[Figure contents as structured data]
━━━━━━━━

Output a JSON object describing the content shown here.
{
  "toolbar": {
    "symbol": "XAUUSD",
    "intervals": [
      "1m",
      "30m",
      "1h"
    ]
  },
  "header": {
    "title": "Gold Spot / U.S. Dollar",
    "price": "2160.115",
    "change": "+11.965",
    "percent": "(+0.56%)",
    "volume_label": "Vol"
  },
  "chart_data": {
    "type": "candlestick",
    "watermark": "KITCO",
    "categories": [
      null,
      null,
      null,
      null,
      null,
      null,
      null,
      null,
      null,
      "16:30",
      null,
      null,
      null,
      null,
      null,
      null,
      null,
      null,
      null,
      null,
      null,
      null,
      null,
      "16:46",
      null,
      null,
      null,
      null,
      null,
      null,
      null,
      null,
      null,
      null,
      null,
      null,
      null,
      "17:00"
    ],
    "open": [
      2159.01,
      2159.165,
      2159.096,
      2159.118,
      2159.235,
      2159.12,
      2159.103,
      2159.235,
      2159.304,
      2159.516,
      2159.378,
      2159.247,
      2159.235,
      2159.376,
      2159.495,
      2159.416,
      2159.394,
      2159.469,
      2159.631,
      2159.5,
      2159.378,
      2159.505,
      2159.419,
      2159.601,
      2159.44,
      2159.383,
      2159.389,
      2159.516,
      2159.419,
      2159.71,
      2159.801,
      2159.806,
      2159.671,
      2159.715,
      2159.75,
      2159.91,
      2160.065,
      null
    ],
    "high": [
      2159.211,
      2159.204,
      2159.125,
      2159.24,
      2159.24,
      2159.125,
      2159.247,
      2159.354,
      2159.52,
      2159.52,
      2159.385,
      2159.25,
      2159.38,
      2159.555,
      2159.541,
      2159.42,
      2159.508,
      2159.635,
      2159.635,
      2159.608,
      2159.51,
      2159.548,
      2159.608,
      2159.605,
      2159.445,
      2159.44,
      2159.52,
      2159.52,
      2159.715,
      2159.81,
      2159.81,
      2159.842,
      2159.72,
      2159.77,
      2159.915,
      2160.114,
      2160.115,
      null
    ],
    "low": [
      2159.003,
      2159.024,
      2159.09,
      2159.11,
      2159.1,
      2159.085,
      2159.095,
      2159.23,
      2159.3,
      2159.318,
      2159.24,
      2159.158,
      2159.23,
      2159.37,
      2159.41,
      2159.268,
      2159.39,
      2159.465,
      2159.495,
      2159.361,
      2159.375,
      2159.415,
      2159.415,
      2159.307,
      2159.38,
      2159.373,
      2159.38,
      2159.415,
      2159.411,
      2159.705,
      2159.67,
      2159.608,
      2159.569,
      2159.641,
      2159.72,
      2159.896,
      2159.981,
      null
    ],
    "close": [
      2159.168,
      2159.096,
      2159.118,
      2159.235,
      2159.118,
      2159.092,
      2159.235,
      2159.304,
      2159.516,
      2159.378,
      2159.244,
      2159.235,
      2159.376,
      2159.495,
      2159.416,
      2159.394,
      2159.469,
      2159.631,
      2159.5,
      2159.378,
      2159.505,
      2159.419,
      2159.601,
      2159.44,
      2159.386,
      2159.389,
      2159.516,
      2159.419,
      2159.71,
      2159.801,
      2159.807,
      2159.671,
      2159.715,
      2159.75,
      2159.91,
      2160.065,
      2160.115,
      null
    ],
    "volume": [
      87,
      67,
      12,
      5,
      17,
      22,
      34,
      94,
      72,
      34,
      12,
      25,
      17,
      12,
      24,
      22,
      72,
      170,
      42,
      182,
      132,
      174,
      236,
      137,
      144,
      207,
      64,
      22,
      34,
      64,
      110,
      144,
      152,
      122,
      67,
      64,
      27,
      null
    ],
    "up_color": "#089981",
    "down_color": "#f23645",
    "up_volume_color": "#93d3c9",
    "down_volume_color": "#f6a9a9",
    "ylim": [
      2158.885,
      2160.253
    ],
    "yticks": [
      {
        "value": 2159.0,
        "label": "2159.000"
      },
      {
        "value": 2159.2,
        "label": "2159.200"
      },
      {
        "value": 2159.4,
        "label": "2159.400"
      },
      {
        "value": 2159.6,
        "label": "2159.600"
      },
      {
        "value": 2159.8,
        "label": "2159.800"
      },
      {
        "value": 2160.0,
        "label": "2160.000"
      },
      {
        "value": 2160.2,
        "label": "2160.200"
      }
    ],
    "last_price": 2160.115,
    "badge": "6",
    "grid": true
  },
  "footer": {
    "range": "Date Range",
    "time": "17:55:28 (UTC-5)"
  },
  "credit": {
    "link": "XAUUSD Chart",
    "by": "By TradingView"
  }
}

━━━━━━━━

# TASK STATEMENT:
Note every line above where the string "value" shows up, and copy those lines.

# FULL SOLUTION:
        "value": 2159.0,
        "value": 2159.2,
        "value": 2159.4,
        "value": 2159.6,
        "value": 2159.8,
        "value": 2160.0,
        "value": 2160.2,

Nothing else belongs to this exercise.